-- begin DATA IN THIS EXERCISE --

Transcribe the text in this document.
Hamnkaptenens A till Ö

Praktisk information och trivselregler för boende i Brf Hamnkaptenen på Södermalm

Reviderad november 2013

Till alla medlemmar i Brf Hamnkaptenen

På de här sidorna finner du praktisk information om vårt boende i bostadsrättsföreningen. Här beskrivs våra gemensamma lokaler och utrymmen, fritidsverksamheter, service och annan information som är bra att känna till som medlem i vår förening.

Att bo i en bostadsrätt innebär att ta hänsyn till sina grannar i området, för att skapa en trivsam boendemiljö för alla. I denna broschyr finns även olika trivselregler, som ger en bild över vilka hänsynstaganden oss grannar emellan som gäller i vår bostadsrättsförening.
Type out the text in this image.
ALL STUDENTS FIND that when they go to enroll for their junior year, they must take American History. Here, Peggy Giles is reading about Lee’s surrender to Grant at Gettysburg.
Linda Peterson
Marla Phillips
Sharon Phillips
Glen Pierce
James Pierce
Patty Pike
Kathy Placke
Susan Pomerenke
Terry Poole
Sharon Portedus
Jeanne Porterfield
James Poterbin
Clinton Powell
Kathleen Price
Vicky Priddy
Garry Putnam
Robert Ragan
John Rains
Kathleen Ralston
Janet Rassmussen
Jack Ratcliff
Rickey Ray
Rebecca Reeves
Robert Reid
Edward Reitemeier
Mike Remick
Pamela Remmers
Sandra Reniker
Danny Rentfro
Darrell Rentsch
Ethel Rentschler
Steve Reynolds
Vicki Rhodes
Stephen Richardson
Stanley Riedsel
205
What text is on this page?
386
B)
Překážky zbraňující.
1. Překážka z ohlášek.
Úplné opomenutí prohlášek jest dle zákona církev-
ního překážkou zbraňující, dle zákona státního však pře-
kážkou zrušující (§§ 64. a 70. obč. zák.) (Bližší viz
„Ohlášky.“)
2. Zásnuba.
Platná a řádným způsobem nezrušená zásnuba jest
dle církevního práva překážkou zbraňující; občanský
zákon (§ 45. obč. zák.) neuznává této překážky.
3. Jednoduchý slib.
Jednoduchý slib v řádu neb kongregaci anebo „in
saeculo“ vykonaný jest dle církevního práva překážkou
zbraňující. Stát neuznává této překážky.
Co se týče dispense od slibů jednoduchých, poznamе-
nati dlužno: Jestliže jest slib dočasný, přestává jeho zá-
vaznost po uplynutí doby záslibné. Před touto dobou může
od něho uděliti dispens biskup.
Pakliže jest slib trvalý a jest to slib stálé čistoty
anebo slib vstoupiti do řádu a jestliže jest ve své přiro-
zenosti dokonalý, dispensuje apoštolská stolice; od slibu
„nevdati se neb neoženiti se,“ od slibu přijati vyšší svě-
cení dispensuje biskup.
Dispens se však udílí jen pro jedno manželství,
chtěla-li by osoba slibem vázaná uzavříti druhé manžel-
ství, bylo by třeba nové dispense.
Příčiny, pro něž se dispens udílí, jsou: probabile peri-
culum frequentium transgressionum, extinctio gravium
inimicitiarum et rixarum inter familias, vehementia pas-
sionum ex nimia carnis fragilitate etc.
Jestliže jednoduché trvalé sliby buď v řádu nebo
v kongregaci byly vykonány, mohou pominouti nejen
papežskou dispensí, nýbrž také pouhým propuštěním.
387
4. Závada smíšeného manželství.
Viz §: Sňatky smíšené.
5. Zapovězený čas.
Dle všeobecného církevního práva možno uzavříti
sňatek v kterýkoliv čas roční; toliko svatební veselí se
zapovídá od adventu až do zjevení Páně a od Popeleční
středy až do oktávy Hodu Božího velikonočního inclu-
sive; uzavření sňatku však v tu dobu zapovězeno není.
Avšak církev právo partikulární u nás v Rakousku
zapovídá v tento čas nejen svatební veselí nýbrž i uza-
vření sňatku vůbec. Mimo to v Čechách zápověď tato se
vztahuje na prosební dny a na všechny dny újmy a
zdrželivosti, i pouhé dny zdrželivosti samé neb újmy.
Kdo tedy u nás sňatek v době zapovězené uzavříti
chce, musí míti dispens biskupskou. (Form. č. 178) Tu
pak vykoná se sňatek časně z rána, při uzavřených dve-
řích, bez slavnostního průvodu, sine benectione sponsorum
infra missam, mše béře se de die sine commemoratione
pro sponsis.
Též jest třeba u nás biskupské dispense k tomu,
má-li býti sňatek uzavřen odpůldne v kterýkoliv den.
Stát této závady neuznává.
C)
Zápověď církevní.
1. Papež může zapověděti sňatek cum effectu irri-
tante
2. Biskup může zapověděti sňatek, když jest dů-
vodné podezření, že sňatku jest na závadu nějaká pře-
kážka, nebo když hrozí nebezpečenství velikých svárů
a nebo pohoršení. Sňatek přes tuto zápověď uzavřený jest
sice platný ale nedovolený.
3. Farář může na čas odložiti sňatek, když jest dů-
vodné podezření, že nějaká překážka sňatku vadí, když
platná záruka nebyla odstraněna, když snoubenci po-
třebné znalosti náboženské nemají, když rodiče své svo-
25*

-- end DATA IN THIS EXERCISE --

# TASK GOAL
Using the data above, return each line exactly as written.

# THE OUTPUT
Transcribe the text in this document.
Hamnkaptenens A till Ö

Praktisk information och trivselregler för boende i Brf Hamnkaptenen på Södermalm

Reviderad november 2013

Till alla medlemmar i Brf Hamnkaptenen

På de här sidorna finner du praktisk information om vårt boende i bostadsrättsföreningen. Här beskrivs våra gemensamma lokaler och utrymmen, fritidsverksamheter, service och annan information som är bra att känna till som medlem i vår förening.

Att bo i en bostadsrätt innebär att ta hänsyn till sina grannar i området, för att skapa en trivsam boendemiljö för alla. I denna broschyr finns även olika trivselregler, som ger en bild över vilka hänsynstaganden oss grannar emellan som gäller i vår bostadsrättsförening.
Type out the text in this image.
ALL STUDENTS FIND that when they go to enroll for their junior year, they must take American History. Here, Peggy Giles is reading about Lee’s surrender to Grant at Gettysburg.
Linda Peterson
Marla Phillips
Sharon Phillips
Glen Pierce
James Pierce
Patty Pike
Kathy Placke
Susan Pomerenke
Terry Poole
Sharon Portedus
Jeanne Porterfield
James Poterbin
Clinton Powell
Kathleen Price
Vicky Priddy
Garry Putnam
Robert Ragan
John Rains
Kathleen Ralston
Janet Rassmussen
Jack Ratcliff
Rickey Ray
Rebecca Reeves
Robert Reid
Edward Reitemeier
Mike Remick
Pamela Remmers
Sandra Reniker
Danny Rentfro
Darrell Rentsch
Ethel Rentschler
Steve Reynolds
Vicki Rhodes
Stephen Richardson
Stanley Riedsel
205
What text is on this page?
386
B)
Překážky zbraňující.
1. Překážka z ohlášek.
Úplné opomenutí prohlášek jest dle zákona církev-
ního překážkou zbraňující, dle zákona státního však pře-
kážkou zrušující (§§ 64. a 70. obč. zák.) (Bližší viz
„Ohlášky.“)
2. Zásnuba.
Platná a řádným způsobem nezrušená zásnuba jest
dle církevního práva překážkou zbraňující; občanský
zákon (§ 45. obč. zák.) neuznává této překážky.
3. Jednoduchý slib.
Jednoduchý slib v řádu neb kongregaci anebo „in
saeculo“ vykonaný jest dle církevního práva překážkou
zbraňující. Stát neuznává této překážky.
Co se týče dispense od slibů jednoduchých, poznamе-
nati dlužno: Jestliže jest slib dočasný, přestává jeho zá-
vaznost po uplynutí doby záslibné. Před touto dobou může
od něho uděliti dispens biskup.
Pakliže jest slib trvalý a jest to slib stálé čistoty
anebo slib vstoupiti do řádu a jestliže jest ve své přiro-
zenosti dokonalý, dispensuje apoštolská stolice; od slibu
„nevdati se neb neoženiti se,“ od slibu přijati vyšší svě-
cení dispensuje biskup.
Dispens se však udílí jen pro jedno manželství,
chtěla-li by osoba slibem vázaná uzavříti druhé manžel-
ství, bylo by třeba nové dispense.
Příčiny, pro něž se dispens udílí, jsou: probabile peri-
culum frequentium transgressionum, extinctio gravium
inimicitiarum et rixarum inter familias, vehementia pas-
sionum ex nimia carnis fragilitate etc.
Jestliže jednoduché trvalé sliby buď v řádu nebo
v kongregaci byly vykonány, mohou pominouti nejen
papežskou dispensí, nýbrž také pouhým propuštěním.
387
4. Závada smíšeného manželství.
Viz §: Sňatky smíšené.
5. Zapovězený čas.
Dle všeobecného církevního práva možno uzavříti
sňatek v kterýkoliv čas roční; toliko svatební veselí se
zapovídá od adventu až do zjevení Páně a od Popeleční
středy až do oktávy Hodu Božího velikonočního inclu-
sive; uzavření sňatku však v tu dobu zapovězeno není.
Avšak církev právo partikulární u nás v Rakousku
zapovídá v tento čas nejen svatební veselí nýbrž i uza-
vření sňatku vůbec. Mimo to v Čechách zápověď tato se
vztahuje na prosební dny a na všechny dny újmy a
zdrželivosti, i pouhé dny zdrželivosti samé neb újmy.
Kdo tedy u nás sňatek v době zapovězené uzavříti
chce, musí míti dispens biskupskou. (Form. č. 178) Tu
pak vykoná se sňatek časně z rána, při uzavřených dve-
řích, bez slavnostního průvodu, sine benectione sponsorum
infra missam, mše béře se de die sine commemoratione
pro sponsis.
Též jest třeba u nás biskupské dispense k tomu,
má-li býti sňatek uzavřen odpůldne v kterýkoliv den.
Stát této závady neuznává.
C)
Zápověď církevní.
1. Papež může zapověděti sňatek cum effectu irri-
tante
2. Biskup může zapověděti sňatek, když jest dů-
vodné podezření, že sňatku jest na závadu nějaká pře-
kážka, nebo když hrozí nebezpečenství velikých svárů
a nebo pohoršení. Sňatek přes tuto zápověď uzavřený jest
sice platný ale nedovolený.
3. Farář může na čas odložiti sňatek, když jest dů-
vodné podezření, že nějaká překážka sňatku vadí, když
platná záruka nebyla odstraněna, když snoubenci po-
třebné znalosti náboženské nemají, když rodiče své svo-
25*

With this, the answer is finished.